**EXERCISE DESCRIPTION**. Write the data out again, exactly as given.

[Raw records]
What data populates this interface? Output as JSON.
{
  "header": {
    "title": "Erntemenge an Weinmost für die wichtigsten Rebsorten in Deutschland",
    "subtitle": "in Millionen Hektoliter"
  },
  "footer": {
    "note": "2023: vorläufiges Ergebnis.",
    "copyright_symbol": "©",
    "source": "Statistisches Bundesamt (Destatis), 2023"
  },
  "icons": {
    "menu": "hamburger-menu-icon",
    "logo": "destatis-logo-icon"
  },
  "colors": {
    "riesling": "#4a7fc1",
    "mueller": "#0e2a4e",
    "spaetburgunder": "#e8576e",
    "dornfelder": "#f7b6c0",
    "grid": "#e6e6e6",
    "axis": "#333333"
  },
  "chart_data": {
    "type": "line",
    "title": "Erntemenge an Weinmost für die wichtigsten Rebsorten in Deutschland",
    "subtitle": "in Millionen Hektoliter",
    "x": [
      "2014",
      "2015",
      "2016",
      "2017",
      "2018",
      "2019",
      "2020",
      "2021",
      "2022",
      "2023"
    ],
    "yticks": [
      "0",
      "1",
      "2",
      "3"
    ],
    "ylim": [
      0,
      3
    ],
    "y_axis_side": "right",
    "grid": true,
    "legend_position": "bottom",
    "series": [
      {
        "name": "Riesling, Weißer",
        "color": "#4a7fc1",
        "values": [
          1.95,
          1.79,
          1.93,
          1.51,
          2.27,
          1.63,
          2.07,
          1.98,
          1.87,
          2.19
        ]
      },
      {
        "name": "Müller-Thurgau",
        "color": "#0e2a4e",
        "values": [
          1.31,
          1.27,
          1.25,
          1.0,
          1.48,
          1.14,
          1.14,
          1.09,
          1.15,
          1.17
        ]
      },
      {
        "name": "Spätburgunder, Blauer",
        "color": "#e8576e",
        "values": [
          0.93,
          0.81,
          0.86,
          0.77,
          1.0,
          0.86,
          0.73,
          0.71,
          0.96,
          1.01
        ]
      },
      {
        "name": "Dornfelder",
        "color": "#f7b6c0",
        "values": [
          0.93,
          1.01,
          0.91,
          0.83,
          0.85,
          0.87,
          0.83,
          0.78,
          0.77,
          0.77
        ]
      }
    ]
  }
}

**SOLVED EXERCISE**.
What data populates this interface? Output as JSON.
{
  "header": {
    "title": "Erntemenge an Weinmost für die wichtigsten Rebsorten in Deutschland",
    "subtitle": "in Millionen Hektoliter"
  },
  "footer": {
    "note": "2023: vorläufiges Ergebnis.",
    "copyright_symbol": "©",
    "source": "Statistisches Bundesamt (Destatis), 2023"
  },
  "icons": {
    "menu": "hamburger-menu-icon",
    "logo": "destatis-logo-icon"
  },
  "colors": {
    "riesling": "#4a7fc1",
    "mueller": "#0e2a4e",
    "spaetburgunder": "#e8576e",
    "dornfelder": "#f7b6c0",
    "grid": "#e6e6e6",
    "axis": "#333333"
  },
  "chart_data": {
    "type": "line",
    "title": "Erntemenge an Weinmost für die wichtigsten Rebsorten in Deutschland",
    "subtitle": "in Millionen Hektoliter",
    "x": [
      "2014",
      "2015",
      "2016",
      "2017",
      "2018",
      "2019",
      "2020",
      "2021",
      "2022",
      "2023"
    ],
    "yticks": [
      "0",
      "1",
      "2",
      "3"
    ],
    "ylim": [
      0,
      3
    ],
    "y_axis_side": "right",
    "grid": true,
    "legend_position": "bottom",
    "series": [
      {
        "name": "Riesling, Weißer",
        "color": "#4a7fc1",
        "values": [
          1.95,
          1.79,
          1.93,
          1.51,
          2.27,
          1.63,
          2.07,
          1.98,
          1.87,
          2.19
        ]
      },
      {
        "name": "Müller-Thurgau",
        "color": "#0e2a4e",
        "values": [
          1.31,
          1.27,
          1.25,
          1.0,
          1.48,
          1.14,
          1.14,
          1.09,
          1.15,
          1.17
        ]
      },
      {
        "name": "Spätburgunder, Blauer",
        "color": "#e8576e",
        "values": [
          0.93,
          0.81,
          0.86,
          0.77,
          1.0,
          0.86,
          0.73,
          0.71,
          0.96,
          1.01
        ]
      },
      {
        "name": "Dornfelder",
        "color": "#f7b6c0",
        "values": [
          0.93,
          1.01,
          0.91,
          0.83,
          0.85,
          0.87,
          0.83,
          0.78,
          0.77,
          0.77
        ]
      }
    ]
  }
}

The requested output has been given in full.